## BEGIN DATASET CONTENT
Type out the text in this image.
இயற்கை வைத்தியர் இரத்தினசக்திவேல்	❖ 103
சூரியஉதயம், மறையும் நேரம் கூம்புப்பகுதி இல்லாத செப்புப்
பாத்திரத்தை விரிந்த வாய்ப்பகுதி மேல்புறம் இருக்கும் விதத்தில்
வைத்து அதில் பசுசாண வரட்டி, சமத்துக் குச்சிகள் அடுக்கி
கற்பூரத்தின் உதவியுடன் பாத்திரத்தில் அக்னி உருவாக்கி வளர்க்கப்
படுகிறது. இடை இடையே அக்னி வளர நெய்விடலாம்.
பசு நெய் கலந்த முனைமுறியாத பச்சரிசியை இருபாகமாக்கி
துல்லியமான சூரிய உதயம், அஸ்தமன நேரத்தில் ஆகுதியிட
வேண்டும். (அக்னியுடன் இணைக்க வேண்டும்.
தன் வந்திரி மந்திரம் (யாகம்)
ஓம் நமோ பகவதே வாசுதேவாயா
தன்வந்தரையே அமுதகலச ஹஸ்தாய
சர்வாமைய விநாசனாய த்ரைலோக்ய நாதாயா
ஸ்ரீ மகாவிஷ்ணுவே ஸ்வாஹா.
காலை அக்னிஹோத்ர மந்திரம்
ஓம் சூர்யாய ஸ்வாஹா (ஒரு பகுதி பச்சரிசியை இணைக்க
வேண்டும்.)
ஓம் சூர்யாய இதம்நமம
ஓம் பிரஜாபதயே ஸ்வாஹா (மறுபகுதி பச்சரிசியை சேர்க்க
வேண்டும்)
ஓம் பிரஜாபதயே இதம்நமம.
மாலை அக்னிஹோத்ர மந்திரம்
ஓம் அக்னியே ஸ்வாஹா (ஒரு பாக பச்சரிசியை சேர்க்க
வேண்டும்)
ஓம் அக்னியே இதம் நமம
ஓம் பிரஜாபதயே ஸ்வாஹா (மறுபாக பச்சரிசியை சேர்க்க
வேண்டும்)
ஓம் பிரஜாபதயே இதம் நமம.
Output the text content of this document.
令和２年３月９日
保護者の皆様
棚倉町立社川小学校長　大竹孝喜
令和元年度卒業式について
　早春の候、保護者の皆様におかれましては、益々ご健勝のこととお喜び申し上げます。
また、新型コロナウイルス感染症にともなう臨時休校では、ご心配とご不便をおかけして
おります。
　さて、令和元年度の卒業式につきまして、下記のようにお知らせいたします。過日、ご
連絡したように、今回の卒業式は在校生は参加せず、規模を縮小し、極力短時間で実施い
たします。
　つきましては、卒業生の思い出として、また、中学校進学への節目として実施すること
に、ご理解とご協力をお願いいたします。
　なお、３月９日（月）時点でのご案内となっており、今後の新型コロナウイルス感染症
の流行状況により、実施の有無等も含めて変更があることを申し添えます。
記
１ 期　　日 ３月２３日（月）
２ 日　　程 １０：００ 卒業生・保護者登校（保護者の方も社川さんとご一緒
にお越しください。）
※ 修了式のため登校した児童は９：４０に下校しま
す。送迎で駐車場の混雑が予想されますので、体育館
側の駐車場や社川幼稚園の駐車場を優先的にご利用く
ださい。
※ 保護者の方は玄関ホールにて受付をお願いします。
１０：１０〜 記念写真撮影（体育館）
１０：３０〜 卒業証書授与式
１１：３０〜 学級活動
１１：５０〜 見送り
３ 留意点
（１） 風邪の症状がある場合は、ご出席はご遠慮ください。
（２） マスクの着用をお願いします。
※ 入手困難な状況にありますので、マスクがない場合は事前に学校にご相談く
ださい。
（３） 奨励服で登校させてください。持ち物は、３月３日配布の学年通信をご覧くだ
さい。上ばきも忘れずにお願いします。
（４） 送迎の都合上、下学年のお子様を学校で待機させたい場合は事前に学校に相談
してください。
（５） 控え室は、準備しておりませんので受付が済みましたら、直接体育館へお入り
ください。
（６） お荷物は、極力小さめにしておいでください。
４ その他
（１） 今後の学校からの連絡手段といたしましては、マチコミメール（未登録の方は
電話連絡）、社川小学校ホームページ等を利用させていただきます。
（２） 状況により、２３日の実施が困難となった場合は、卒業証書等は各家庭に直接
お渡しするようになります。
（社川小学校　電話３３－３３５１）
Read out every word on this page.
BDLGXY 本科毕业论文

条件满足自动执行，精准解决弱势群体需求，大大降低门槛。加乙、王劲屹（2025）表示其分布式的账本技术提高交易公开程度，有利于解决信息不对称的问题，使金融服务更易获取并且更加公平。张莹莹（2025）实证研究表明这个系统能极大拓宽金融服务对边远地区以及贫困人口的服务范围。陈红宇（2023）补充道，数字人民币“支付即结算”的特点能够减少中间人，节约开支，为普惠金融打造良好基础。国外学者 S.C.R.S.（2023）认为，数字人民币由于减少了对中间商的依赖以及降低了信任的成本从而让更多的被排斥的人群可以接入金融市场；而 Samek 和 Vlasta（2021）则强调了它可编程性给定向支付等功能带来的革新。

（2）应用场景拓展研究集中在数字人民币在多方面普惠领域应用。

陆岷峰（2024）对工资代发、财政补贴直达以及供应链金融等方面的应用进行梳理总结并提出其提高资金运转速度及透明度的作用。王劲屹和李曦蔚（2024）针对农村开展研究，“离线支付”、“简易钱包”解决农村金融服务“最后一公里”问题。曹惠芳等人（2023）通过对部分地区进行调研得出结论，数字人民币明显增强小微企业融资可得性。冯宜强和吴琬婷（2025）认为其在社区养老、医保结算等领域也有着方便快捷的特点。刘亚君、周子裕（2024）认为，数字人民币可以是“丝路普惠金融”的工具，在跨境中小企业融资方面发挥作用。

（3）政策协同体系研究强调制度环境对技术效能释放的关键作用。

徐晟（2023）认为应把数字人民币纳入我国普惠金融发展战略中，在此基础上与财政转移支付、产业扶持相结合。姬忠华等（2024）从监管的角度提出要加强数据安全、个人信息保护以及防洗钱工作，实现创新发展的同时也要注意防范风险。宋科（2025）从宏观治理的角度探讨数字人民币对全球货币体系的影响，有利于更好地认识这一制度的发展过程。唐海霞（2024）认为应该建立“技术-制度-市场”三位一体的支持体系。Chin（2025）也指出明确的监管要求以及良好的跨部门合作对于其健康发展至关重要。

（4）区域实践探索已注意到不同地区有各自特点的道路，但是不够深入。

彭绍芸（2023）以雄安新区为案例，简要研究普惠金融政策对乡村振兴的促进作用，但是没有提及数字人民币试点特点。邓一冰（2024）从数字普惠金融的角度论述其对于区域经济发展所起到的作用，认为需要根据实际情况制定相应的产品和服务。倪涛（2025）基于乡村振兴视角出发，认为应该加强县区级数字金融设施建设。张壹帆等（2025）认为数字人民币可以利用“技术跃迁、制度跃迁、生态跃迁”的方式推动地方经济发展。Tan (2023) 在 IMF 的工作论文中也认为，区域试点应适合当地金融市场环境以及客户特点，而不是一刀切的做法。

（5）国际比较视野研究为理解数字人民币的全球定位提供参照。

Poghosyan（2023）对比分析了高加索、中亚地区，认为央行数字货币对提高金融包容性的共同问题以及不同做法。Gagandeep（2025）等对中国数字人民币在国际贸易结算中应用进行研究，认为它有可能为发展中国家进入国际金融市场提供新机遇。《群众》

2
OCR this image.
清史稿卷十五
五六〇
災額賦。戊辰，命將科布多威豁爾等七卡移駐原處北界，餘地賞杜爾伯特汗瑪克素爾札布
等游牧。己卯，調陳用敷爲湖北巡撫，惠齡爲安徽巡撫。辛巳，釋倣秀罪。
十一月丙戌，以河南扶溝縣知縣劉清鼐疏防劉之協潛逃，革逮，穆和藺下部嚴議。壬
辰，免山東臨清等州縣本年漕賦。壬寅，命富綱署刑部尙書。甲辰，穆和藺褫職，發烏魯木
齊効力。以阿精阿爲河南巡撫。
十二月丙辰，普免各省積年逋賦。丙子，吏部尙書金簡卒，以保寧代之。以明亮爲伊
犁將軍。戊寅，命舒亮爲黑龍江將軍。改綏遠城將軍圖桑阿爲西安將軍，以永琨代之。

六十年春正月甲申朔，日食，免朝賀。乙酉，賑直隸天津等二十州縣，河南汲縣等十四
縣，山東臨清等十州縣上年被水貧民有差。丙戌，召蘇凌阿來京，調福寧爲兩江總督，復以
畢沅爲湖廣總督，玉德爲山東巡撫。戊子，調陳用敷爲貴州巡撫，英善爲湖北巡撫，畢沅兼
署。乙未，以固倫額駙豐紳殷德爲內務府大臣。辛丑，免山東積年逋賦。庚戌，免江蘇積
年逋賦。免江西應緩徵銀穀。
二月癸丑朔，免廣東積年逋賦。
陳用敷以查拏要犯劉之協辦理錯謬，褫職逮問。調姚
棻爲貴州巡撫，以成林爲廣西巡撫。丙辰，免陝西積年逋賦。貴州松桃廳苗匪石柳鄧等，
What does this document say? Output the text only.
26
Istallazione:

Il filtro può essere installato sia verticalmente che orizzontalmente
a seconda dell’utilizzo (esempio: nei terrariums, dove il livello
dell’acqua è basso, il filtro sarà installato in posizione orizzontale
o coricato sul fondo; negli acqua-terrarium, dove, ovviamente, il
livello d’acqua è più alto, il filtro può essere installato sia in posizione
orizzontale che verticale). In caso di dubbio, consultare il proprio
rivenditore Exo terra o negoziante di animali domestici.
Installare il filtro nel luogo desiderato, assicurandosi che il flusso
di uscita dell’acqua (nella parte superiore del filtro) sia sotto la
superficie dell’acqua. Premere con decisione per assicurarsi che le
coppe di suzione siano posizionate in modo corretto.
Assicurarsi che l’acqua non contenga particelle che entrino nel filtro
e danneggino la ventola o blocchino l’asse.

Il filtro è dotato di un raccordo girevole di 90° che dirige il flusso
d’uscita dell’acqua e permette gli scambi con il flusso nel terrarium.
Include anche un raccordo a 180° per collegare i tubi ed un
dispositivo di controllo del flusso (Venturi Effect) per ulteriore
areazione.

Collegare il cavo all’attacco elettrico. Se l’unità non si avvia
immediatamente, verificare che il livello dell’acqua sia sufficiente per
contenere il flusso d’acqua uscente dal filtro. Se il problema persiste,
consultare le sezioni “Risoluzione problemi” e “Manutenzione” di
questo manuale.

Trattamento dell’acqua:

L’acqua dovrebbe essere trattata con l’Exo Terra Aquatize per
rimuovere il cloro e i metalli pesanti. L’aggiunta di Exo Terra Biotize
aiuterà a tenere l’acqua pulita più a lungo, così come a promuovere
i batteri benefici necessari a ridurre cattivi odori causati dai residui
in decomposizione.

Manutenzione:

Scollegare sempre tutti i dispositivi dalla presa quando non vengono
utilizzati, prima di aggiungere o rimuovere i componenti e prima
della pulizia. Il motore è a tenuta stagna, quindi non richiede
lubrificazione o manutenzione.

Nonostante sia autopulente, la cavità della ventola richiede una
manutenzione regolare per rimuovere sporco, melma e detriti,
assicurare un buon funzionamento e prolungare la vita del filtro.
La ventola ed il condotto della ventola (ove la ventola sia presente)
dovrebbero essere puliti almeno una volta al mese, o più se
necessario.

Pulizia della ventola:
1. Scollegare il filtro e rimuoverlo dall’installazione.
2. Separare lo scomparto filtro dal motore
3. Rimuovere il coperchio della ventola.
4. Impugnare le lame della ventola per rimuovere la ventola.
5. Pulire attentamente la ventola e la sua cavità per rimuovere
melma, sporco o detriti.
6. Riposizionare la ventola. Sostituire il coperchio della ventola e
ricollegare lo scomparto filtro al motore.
## END DATASET CONTENT
■ **GIVEN EXERCISE**:
Wherever a line in the data above holds "detriti", copy that line.

■ **FULL SOLUTION**:
manutenzione regolare per rimuovere sporco, melma e detriti,
melma, sporco o detriti.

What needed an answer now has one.